Calculate how many lines in the following records hold the word "xlabel", and report that number without comment.

=== ENTRIES SUPPLIED ===

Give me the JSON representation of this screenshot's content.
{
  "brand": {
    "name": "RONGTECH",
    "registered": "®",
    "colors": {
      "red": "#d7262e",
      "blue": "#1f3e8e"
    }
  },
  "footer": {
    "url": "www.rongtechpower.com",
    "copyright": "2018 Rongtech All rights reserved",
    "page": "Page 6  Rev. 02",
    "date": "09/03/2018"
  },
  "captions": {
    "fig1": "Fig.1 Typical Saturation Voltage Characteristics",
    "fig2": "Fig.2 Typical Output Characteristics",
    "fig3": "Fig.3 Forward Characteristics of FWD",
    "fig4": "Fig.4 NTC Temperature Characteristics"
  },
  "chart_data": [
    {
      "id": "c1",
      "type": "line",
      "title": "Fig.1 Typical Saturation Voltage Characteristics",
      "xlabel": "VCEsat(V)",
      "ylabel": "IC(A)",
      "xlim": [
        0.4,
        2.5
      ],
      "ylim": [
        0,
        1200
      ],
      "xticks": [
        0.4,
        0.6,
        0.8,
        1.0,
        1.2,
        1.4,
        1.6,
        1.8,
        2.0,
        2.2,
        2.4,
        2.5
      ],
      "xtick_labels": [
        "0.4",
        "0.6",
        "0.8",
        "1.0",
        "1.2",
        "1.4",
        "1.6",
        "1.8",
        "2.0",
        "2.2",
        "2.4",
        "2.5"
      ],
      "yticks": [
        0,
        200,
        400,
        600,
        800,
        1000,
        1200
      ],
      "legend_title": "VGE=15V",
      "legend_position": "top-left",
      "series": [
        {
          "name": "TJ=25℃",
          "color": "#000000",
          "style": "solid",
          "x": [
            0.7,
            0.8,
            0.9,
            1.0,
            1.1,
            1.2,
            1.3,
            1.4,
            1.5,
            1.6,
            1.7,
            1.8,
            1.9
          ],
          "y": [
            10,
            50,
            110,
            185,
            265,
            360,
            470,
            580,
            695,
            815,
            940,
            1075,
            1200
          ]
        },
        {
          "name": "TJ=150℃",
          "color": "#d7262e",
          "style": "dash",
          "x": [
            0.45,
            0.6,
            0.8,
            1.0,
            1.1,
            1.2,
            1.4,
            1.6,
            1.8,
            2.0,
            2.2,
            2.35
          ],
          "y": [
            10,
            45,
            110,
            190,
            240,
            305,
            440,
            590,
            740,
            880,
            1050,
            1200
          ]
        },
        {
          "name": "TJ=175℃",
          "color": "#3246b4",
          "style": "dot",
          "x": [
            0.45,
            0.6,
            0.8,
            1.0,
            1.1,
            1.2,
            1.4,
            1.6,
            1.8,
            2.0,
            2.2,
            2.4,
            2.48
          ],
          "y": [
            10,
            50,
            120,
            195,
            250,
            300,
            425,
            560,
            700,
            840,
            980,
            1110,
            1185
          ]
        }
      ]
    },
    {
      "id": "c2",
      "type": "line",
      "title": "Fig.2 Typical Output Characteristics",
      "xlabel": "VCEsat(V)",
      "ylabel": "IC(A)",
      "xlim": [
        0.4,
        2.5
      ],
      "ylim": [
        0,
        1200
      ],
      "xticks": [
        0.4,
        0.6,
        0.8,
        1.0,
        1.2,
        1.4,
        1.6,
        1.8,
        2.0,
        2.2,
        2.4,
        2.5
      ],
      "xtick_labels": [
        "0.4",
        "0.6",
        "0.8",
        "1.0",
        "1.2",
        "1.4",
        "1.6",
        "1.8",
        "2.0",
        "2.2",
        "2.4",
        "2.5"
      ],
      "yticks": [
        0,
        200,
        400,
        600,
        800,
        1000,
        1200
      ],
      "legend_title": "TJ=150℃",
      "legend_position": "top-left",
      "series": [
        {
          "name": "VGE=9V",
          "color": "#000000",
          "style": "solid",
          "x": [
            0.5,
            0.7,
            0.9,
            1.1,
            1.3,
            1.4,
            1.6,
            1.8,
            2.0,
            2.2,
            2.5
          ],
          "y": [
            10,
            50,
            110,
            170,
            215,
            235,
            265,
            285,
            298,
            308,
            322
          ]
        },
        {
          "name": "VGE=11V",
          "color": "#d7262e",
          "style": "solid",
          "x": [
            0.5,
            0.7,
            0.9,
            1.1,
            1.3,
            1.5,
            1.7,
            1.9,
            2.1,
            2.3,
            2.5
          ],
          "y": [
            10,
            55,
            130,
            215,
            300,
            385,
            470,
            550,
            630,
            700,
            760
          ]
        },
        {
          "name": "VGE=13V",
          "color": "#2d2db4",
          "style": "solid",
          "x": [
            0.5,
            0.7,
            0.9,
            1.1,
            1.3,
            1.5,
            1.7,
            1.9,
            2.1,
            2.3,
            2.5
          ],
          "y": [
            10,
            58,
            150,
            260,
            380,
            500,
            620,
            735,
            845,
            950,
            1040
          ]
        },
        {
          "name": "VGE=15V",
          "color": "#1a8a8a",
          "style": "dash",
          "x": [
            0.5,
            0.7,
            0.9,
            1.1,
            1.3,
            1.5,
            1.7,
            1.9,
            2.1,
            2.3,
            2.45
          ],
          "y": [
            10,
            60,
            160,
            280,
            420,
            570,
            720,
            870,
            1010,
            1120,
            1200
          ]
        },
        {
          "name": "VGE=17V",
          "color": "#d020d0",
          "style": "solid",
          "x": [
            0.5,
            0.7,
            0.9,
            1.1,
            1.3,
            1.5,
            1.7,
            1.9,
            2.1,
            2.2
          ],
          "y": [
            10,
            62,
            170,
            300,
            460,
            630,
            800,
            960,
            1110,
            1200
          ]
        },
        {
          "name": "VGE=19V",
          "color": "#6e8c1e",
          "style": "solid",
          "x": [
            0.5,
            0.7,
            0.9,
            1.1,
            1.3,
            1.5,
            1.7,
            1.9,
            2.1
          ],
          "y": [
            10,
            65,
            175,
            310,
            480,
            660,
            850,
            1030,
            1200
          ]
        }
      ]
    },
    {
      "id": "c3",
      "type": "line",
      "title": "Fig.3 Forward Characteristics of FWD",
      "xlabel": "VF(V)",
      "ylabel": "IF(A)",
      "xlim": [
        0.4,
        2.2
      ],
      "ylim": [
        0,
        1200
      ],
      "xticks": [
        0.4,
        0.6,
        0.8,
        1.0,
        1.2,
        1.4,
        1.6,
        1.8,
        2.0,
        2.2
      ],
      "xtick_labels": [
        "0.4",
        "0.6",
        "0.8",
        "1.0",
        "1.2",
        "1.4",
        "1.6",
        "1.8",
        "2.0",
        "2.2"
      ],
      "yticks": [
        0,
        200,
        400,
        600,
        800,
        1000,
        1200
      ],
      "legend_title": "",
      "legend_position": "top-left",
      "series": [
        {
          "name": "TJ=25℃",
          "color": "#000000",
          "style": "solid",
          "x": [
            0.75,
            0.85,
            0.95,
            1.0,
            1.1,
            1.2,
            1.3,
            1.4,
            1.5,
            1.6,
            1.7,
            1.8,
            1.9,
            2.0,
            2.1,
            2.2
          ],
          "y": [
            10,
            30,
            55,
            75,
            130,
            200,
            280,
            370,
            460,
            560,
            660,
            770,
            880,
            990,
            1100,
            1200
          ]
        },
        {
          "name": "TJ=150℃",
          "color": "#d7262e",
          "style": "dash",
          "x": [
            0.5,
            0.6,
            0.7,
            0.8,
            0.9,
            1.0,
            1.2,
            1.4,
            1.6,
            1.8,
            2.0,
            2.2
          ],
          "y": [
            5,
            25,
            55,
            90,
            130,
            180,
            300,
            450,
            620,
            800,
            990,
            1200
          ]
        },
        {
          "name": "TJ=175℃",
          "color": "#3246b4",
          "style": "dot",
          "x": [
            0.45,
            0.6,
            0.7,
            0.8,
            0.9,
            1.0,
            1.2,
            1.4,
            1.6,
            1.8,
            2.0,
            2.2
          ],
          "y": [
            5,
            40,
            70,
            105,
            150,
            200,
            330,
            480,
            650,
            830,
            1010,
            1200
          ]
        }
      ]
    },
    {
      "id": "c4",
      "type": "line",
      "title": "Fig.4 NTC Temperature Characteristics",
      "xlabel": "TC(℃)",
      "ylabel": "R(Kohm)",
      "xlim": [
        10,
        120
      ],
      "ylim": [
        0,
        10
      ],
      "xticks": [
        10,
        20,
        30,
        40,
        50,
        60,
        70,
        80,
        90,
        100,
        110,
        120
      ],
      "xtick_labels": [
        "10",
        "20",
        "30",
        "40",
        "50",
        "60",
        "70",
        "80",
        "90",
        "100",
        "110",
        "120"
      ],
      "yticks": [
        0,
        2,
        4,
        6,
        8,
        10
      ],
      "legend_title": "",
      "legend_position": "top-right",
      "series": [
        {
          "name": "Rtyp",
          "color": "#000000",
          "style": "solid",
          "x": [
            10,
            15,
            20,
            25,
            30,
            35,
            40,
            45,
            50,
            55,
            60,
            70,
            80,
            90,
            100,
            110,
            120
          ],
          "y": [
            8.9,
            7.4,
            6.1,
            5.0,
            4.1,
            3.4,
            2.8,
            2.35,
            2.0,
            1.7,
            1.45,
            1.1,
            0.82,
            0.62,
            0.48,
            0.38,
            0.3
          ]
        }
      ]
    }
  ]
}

===

RESULT: 4